- **WHAT TO DO**: How many lines of the entries below include the word "Output"? Answer with the number alone.

[Figure content listings]
________________________________________

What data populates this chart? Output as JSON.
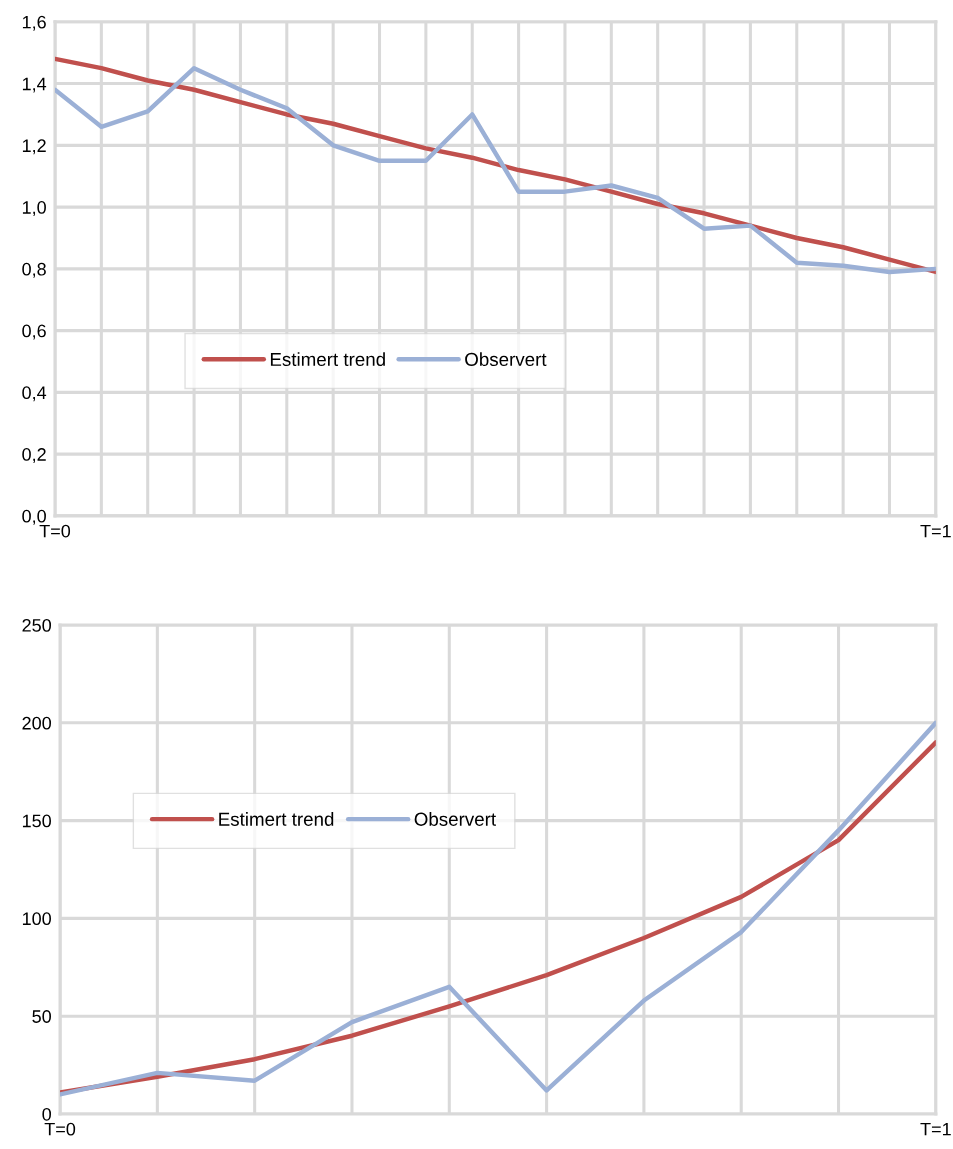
{
  "chart_data": [
    {
      "type": "line",
      "categories": [
        "T=0",
        null,
        null,
        null,
        null,
        null,
        null,
        null,
        null,
        null,
        null,
        null,
        null,
        null,
        null,
        null,
        null,
        null,
        null,
        "T=1"
      ],
      "series": [
        {
          "name": "Estimert trend",
          "color": "#c0504d",
          "values": [
            1.48,
            1.45,
            1.41,
            1.38,
            1.34,
            1.3,
            1.27,
            1.23,
            1.19,
            1.16,
            1.12,
            1.09,
            1.05,
            1.01,
            0.98,
            0.94,
            0.9,
            0.87,
            0.83,
            0.79
          ]
        },
        {
          "name": "Observert",
          "color": "#9bb0d6",
          "values": [
            1.38,
            1.26,
            1.31,
            1.45,
            1.38,
            1.32,
            1.2,
            1.15,
            1.15,
            1.3,
            1.05,
            1.05,
            1.07,
            1.03,
            0.93,
            0.94,
            0.82,
            0.81,
            0.79,
            0.8
          ]
        }
      ],
      "ylim": [
        0,
        1.6
      ],
      "yticks": [
        {
          "value": 0,
          "label": "0,0"
        },
        {
          "value": 0.2,
          "label": "0,2"
        },
        {
          "value": 0.4,
          "label": "0,4"
        },
        {
          "value": 0.6,
          "label": "0,6"
        },
        {
          "value": 0.8,
          "label": "0,8"
        },
        {
          "value": 1.0,
          "label": "1,0"
        },
        {
          "value": 1.2,
          "label": "1,2"
        },
        {
          "value": 1.4,
          "label": "1,4"
        },
        {
          "value": 1.6,
          "label": "1,6"
        }
      ],
      "grid": true,
      "legend": "center left",
      "marker": "none",
      "line_style": "solid"
    },
    {
      "type": "line",
      "categories": [
        "T=0",
        null,
        null,
        null,
        null,
        null,
        null,
        null,
        null,
        "T=1"
      ],
      "series": [
        {
          "name": "Estimert trend",
          "color": "#c0504d",
          "values": [
            11,
            19,
            28,
            40,
            55,
            71,
            90,
            111,
            140,
            190
          ]
        },
        {
          "name": "Observert",
          "color": "#9bb0d6",
          "values": [
            10,
            21,
            17,
            47,
            65,
            12,
            58,
            93,
            145,
            200
          ]
        }
      ],
      "ylim": [
        0,
        250
      ],
      "yticks": [
        0,
        50,
        100,
        150,
        200,
        250
      ],
      "grid": true,
      "legend": "center left",
      "marker": "none",
      "line_style": "solid"
    }
  ]
}
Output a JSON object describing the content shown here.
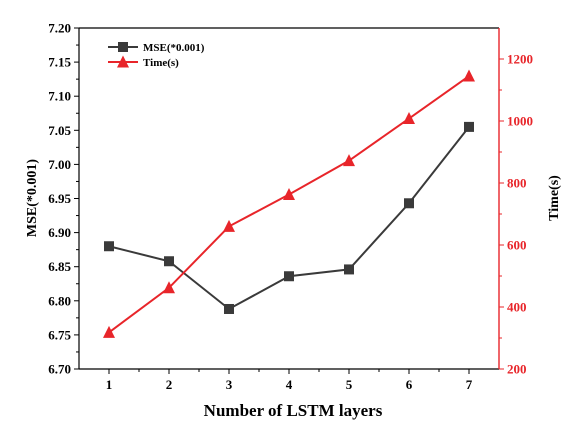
{
  "chart_data": {
    "type": "line",
    "title": "",
    "x": [
      1,
      2,
      3,
      4,
      5,
      6,
      7
    ],
    "xlabel": "Number of LSTM layers",
    "ylabel_left": "MSE(*0.001)",
    "ylabel_right": "Time(s)",
    "xlim": [
      0.5,
      7.5
    ],
    "ylim_left": [
      6.7,
      7.2
    ],
    "ylim_right": [
      200,
      1300
    ],
    "x_ticks": [
      "1",
      "2",
      "3",
      "4",
      "5",
      "6",
      "7"
    ],
    "y_ticks_left": [
      "6.70",
      "6.75",
      "6.80",
      "6.85",
      "6.90",
      "6.95",
      "7.00",
      "7.05",
      "7.10",
      "7.15",
      "7.20"
    ],
    "y_ticks_right": [
      "200",
      "400",
      "600",
      "800",
      "1000",
      "1200"
    ],
    "grid": false,
    "legend_position": "top-left",
    "series": [
      {
        "name": "MSE(*0.001)",
        "axis": "left",
        "marker": "square",
        "color": "#3a3a3a",
        "values": [
          6.88,
          6.858,
          6.788,
          6.836,
          6.846,
          6.943,
          7.055
        ]
      },
      {
        "name": "Time(s)",
        "axis": "right",
        "marker": "triangle",
        "color": "#e8252a",
        "values": [
          318,
          462,
          660,
          763,
          872,
          1008,
          1145
        ]
      }
    ]
  }
}
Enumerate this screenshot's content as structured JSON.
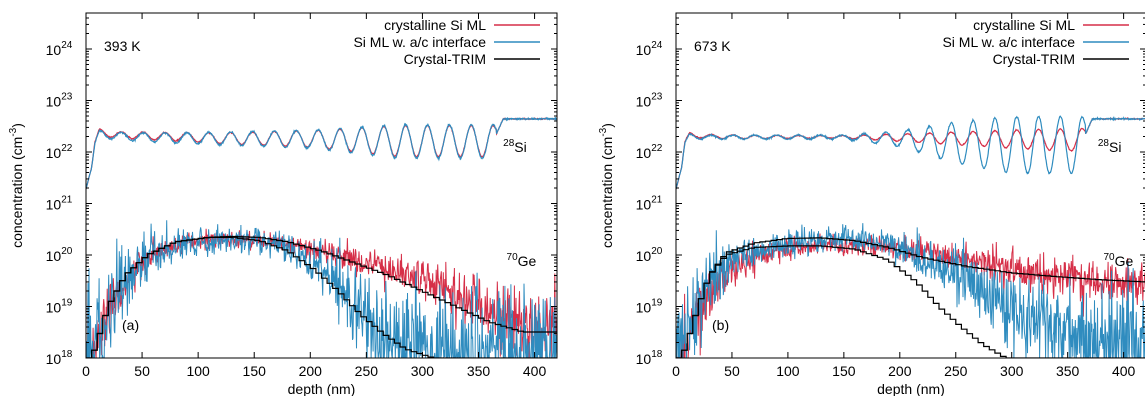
{
  "chart_data": [
    {
      "type": "line",
      "panel_label": "(a)",
      "temperature_label": "393 K",
      "xlabel": "depth (nm)",
      "ylabel_main": "concentration (cm",
      "ylabel_sup": "-3",
      "ylabel_end": ")",
      "xlim": [
        0,
        420
      ],
      "ylim": [
        1e+18,
        5e+24
      ],
      "yscale": "log",
      "x_ticks": [
        0,
        50,
        100,
        150,
        200,
        250,
        300,
        350,
        400
      ],
      "y_ticks": [
        {
          "value": 1e+18,
          "base": "10",
          "exp": "18"
        },
        {
          "value": 1e+19,
          "base": "10",
          "exp": "19"
        },
        {
          "value": 1e+20,
          "base": "10",
          "exp": "20"
        },
        {
          "value": 1e+21,
          "base": "10",
          "exp": "21"
        },
        {
          "value": 1e+22,
          "base": "10",
          "exp": "22"
        },
        {
          "value": 1e+23,
          "base": "10",
          "exp": "23"
        },
        {
          "value": 1e+24,
          "base": "10",
          "exp": "24"
        }
      ],
      "annotations": [
        {
          "sup": "28",
          "text": "Si",
          "x": 372,
          "y": 1.3e+22
        },
        {
          "sup": "70",
          "text": "Ge",
          "x": 375,
          "y": 8e+19
        }
      ],
      "legend_position": "top-right",
      "series": [
        {
          "name": "crystalline Si ML",
          "color": "#d62f48",
          "noise": 0.12,
          "points": [
            [
              0,
              1.9e+21
            ],
            [
              5,
              5e+21
            ],
            [
              8,
              1.6e+22
            ],
            [
              12,
              2.6e+22
            ],
            [
              20,
              2.3e+22
            ],
            [
              40,
              2.2e+22
            ],
            [
              80,
              2.1e+22
            ],
            [
              120,
              2e+22
            ],
            [
              160,
              2e+22
            ],
            [
              200,
              2e+22
            ],
            [
              240,
              2e+22
            ],
            [
              280,
              2e+22
            ],
            [
              320,
              2e+22
            ],
            [
              365,
              2e+22
            ],
            [
              372,
              4.4e+22
            ],
            [
              420,
              4.4e+22
            ]
          ],
          "osc_period": 19.5,
          "osc_amp": [
            [
              10,
              0.1
            ],
            [
              100,
              0.18
            ],
            [
              200,
              0.32
            ],
            [
              280,
              0.6
            ],
            [
              365,
              0.6
            ]
          ],
          "ge_points": [
            [
              0,
              5e+17
            ],
            [
              10,
              2e+18
            ],
            [
              20,
              1e+19
            ],
            [
              40,
              4e+19
            ],
            [
              60,
              1e+20
            ],
            [
              90,
              1.7e+20
            ],
            [
              120,
              2e+20
            ],
            [
              150,
              1.95e+20
            ],
            [
              180,
              1.6e+20
            ],
            [
              210,
              1.2e+20
            ],
            [
              250,
              7e+19
            ],
            [
              290,
              4e+19
            ],
            [
              330,
              1.8e+19
            ],
            [
              370,
              7e+18
            ],
            [
              400,
              4e+18
            ],
            [
              420,
              3e+18
            ]
          ]
        },
        {
          "name": "Si ML w. a/c interface",
          "color": "#2f8cbf",
          "noise": 0.18,
          "points": [
            [
              0,
              1.9e+21
            ],
            [
              5,
              5e+21
            ],
            [
              8,
              1.5e+22
            ],
            [
              12,
              2.4e+22
            ],
            [
              20,
              2.2e+22
            ],
            [
              40,
              2.1e+22
            ],
            [
              80,
              2e+22
            ],
            [
              120,
              2e+22
            ],
            [
              160,
              2e+22
            ],
            [
              200,
              2e+22
            ],
            [
              240,
              2e+22
            ],
            [
              280,
              2e+22
            ],
            [
              320,
              2e+22
            ],
            [
              365,
              2e+22
            ],
            [
              372,
              4.4e+22
            ],
            [
              420,
              4.4e+22
            ]
          ],
          "osc_period": 19.5,
          "osc_amp": [
            [
              10,
              0.12
            ],
            [
              100,
              0.22
            ],
            [
              200,
              0.35
            ],
            [
              280,
              0.65
            ],
            [
              365,
              0.65
            ]
          ],
          "ge_points": [
            [
              0,
              5e+17
            ],
            [
              10,
              2e+18
            ],
            [
              20,
              1e+19
            ],
            [
              40,
              4e+19
            ],
            [
              60,
              1e+20
            ],
            [
              90,
              1.7e+20
            ],
            [
              120,
              2e+20
            ],
            [
              150,
              1.9e+20
            ],
            [
              180,
              1.3e+20
            ],
            [
              200,
              7e+19
            ],
            [
              220,
              3e+19
            ],
            [
              240,
              1.2e+19
            ],
            [
              260,
              3e+18
            ],
            [
              290,
              1.5e+18
            ],
            [
              320,
              1.2e+18
            ],
            [
              360,
              1.1e+18
            ],
            [
              420,
              1e+18
            ]
          ]
        },
        {
          "name": "Crystal-TRIM",
          "color": "#000000",
          "noise": 0,
          "points": [],
          "ge_points": [
            [
              0,
              5e+17
            ],
            [
              10,
              2e+18
            ],
            [
              20,
              1e+19
            ],
            [
              35,
              4e+19
            ],
            [
              55,
              1e+20
            ],
            [
              80,
              1.8e+20
            ],
            [
              110,
              2.2e+20
            ],
            [
              130,
              2.3e+20
            ],
            [
              155,
              2.2e+20
            ],
            [
              180,
              1.8e+20
            ],
            [
              210,
              1.2e+20
            ],
            [
              240,
              7e+19
            ],
            [
              270,
              4e+19
            ],
            [
              300,
              2e+19
            ],
            [
              330,
              1e+19
            ],
            [
              360,
              5e+18
            ],
            [
              390,
              3.2e+18
            ],
            [
              420,
              3.2e+18
            ]
          ],
          "ge_points2": [
            [
              0,
              5e+17
            ],
            [
              10,
              2e+18
            ],
            [
              20,
              1e+19
            ],
            [
              35,
              4e+19
            ],
            [
              55,
              1e+20
            ],
            [
              80,
              1.8e+20
            ],
            [
              110,
              2.2e+20
            ],
            [
              130,
              2.2e+20
            ],
            [
              155,
              1.9e+20
            ],
            [
              180,
              1.2e+20
            ],
            [
              205,
              5e+19
            ],
            [
              225,
              2e+19
            ],
            [
              245,
              7e+18
            ],
            [
              265,
              3e+18
            ],
            [
              285,
              1.5e+18
            ],
            [
              310,
              1e+18
            ]
          ]
        }
      ]
    },
    {
      "type": "line",
      "panel_label": "(b)",
      "temperature_label": "673 K",
      "xlabel": "depth (nm)",
      "ylabel_main": "concentration (cm",
      "ylabel_sup": "-3",
      "ylabel_end": ")",
      "xlim": [
        0,
        420
      ],
      "ylim": [
        1e+18,
        5e+24
      ],
      "yscale": "log",
      "x_ticks": [
        0,
        50,
        100,
        150,
        200,
        250,
        300,
        350,
        400
      ],
      "y_ticks": [
        {
          "value": 1e+18,
          "base": "10",
          "exp": "18"
        },
        {
          "value": 1e+19,
          "base": "10",
          "exp": "19"
        },
        {
          "value": 1e+20,
          "base": "10",
          "exp": "20"
        },
        {
          "value": 1e+21,
          "base": "10",
          "exp": "21"
        },
        {
          "value": 1e+22,
          "base": "10",
          "exp": "22"
        },
        {
          "value": 1e+23,
          "base": "10",
          "exp": "23"
        },
        {
          "value": 1e+24,
          "base": "10",
          "exp": "24"
        }
      ],
      "annotations": [
        {
          "sup": "28",
          "text": "Si",
          "x": 377,
          "y": 1.3e+22
        },
        {
          "sup": "70",
          "text": "Ge",
          "x": 382,
          "y": 8e+19
        }
      ],
      "legend_position": "top-right",
      "series": [
        {
          "name": "crystalline Si ML",
          "color": "#d62f48",
          "noise": 0.12,
          "points": [
            [
              0,
              1.9e+21
            ],
            [
              5,
              5e+21
            ],
            [
              8,
              1.6e+22
            ],
            [
              12,
              2.2e+22
            ],
            [
              20,
              2.1e+22
            ],
            [
              60,
              2e+22
            ],
            [
              120,
              2e+22
            ],
            [
              180,
              2e+22
            ],
            [
              220,
              2e+22
            ],
            [
              260,
              2e+22
            ],
            [
              300,
              2e+22
            ],
            [
              365,
              2e+22
            ],
            [
              372,
              4.4e+22
            ],
            [
              420,
              4.4e+22
            ]
          ],
          "osc_period": 19.5,
          "osc_amp": [
            [
              10,
              0.08
            ],
            [
              150,
              0.05
            ],
            [
              220,
              0.18
            ],
            [
              300,
              0.35
            ],
            [
              365,
              0.45
            ]
          ],
          "ge_points": [
            [
              0,
              5e+17
            ],
            [
              10,
              2e+18
            ],
            [
              20,
              8e+18
            ],
            [
              40,
              3e+19
            ],
            [
              60,
              7e+19
            ],
            [
              90,
              1.2e+20
            ],
            [
              130,
              1.6e+20
            ],
            [
              170,
              1.55e+20
            ],
            [
              210,
              1.2e+20
            ],
            [
              260,
              8e+19
            ],
            [
              300,
              5.5e+19
            ],
            [
              340,
              4e+19
            ],
            [
              380,
              3.2e+19
            ],
            [
              420,
              2.8e+19
            ]
          ]
        },
        {
          "name": "Si ML w. a/c interface",
          "color": "#2f8cbf",
          "noise": 0.18,
          "points": [
            [
              0,
              1.9e+21
            ],
            [
              5,
              5e+21
            ],
            [
              8,
              1.5e+22
            ],
            [
              12,
              2.1e+22
            ],
            [
              20,
              2e+22
            ],
            [
              60,
              2e+22
            ],
            [
              120,
              2e+22
            ],
            [
              180,
              2e+22
            ],
            [
              220,
              2e+22
            ],
            [
              260,
              2e+22
            ],
            [
              300,
              2e+22
            ],
            [
              365,
              2e+22
            ],
            [
              372,
              4.4e+22
            ],
            [
              420,
              4.4e+22
            ]
          ],
          "osc_period": 19.5,
          "osc_amp": [
            [
              10,
              0.08
            ],
            [
              150,
              0.08
            ],
            [
              200,
              0.3
            ],
            [
              250,
              0.8
            ],
            [
              300,
              1.1
            ],
            [
              365,
              1.1
            ]
          ],
          "ge_points": [
            [
              0,
              5e+17
            ],
            [
              10,
              3e+18
            ],
            [
              20,
              1.5e+19
            ],
            [
              40,
              5e+19
            ],
            [
              60,
              1e+20
            ],
            [
              90,
              1.5e+20
            ],
            [
              130,
              1.9e+20
            ],
            [
              160,
              1.95e+20
            ],
            [
              190,
              1.6e+20
            ],
            [
              220,
              9e+19
            ],
            [
              250,
              4e+19
            ],
            [
              280,
              1.5e+19
            ],
            [
              310,
              6e+18
            ],
            [
              340,
              3e+18
            ],
            [
              370,
              1.8e+18
            ],
            [
              400,
              1.3e+18
            ],
            [
              420,
              1.2e+18
            ]
          ]
        },
        {
          "name": "Crystal-TRIM",
          "color": "#000000",
          "noise": 0,
          "points": [],
          "ge_points": [
            [
              0,
              5e+17
            ],
            [
              10,
              2e+18
            ],
            [
              20,
              1e+19
            ],
            [
              30,
              4e+19
            ],
            [
              45,
              1.1e+20
            ],
            [
              70,
              1.7e+20
            ],
            [
              100,
              2.1e+20
            ],
            [
              130,
              2.15e+20
            ],
            [
              160,
              1.9e+20
            ],
            [
              190,
              1.4e+20
            ],
            [
              220,
              9e+19
            ],
            [
              260,
              6e+19
            ],
            [
              300,
              4.5e+19
            ],
            [
              340,
              3.8e+19
            ],
            [
              380,
              3.3e+19
            ],
            [
              420,
              3e+19
            ]
          ],
          "ge_points2": [
            [
              0,
              5e+17
            ],
            [
              10,
              2e+18
            ],
            [
              20,
              1e+19
            ],
            [
              30,
              4e+19
            ],
            [
              45,
              1e+20
            ],
            [
              70,
              1.4e+20
            ],
            [
              100,
              1.5e+20
            ],
            [
              130,
              1.5e+20
            ],
            [
              160,
              1.3e+20
            ],
            [
              190,
              8e+19
            ],
            [
              215,
              3e+19
            ],
            [
              235,
              1e+19
            ],
            [
              255,
              4e+18
            ],
            [
              275,
              1.8e+18
            ],
            [
              295,
              1e+18
            ]
          ]
        }
      ]
    }
  ]
}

________________________________________

- **CORRECT RESPONSE**: 2